- [Problem to solve]
Please write the listing below out again exactly, leaving every picture behind.

- [Entries shown]
_ _ _ _ _

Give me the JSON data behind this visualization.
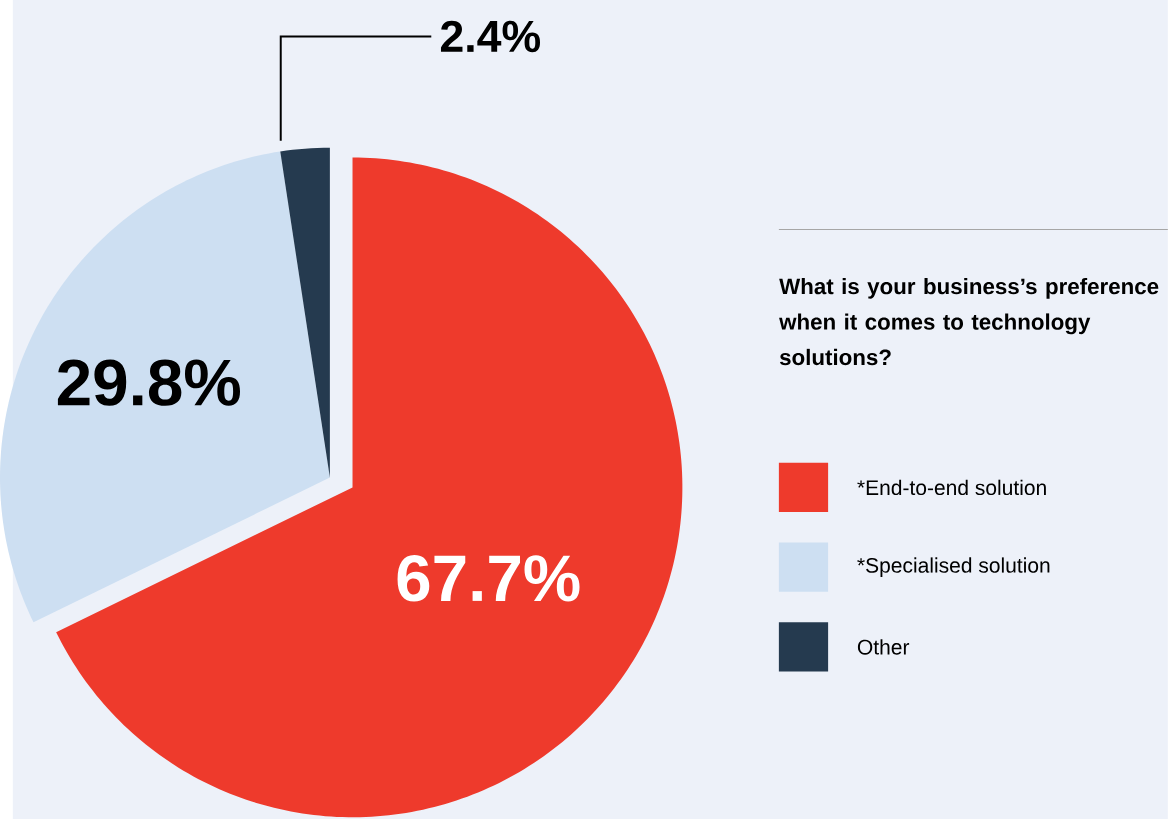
{
  "chart_data": {
    "type": "pie",
    "title": "What is your business’s preference when it comes to technology solutions?",
    "categories": [
      "*End-to-end solution",
      "*Specialised solution",
      "Other"
    ],
    "values": [
      67.7,
      29.8,
      2.4
    ],
    "colors": [
      "#ee3a2c",
      "#cddff2",
      "#253a4f"
    ],
    "value_labels": [
      "67.7%",
      "29.8%",
      "2.4%"
    ],
    "legend": "right"
  }
}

_ _ _ _ _

- [Output of the exercise]
Give me the JSON data behind this visualization.
{
  "chart_data": {
    "type": "pie",
    "title": "What is your business’s preference when it comes to technology solutions?",
    "categories": [
      "*End-to-end solution",
      "*Specialised solution",
      "Other"
    ],
    "values": [
      67.7,
      29.8,
      2.4
    ],
    "colors": [
      "#ee3a2c",
      "#cddff2",
      "#253a4f"
    ],
    "value_labels": [
      "67.7%",
      "29.8%",
      "2.4%"
    ],
    "legend": "right"
  }
}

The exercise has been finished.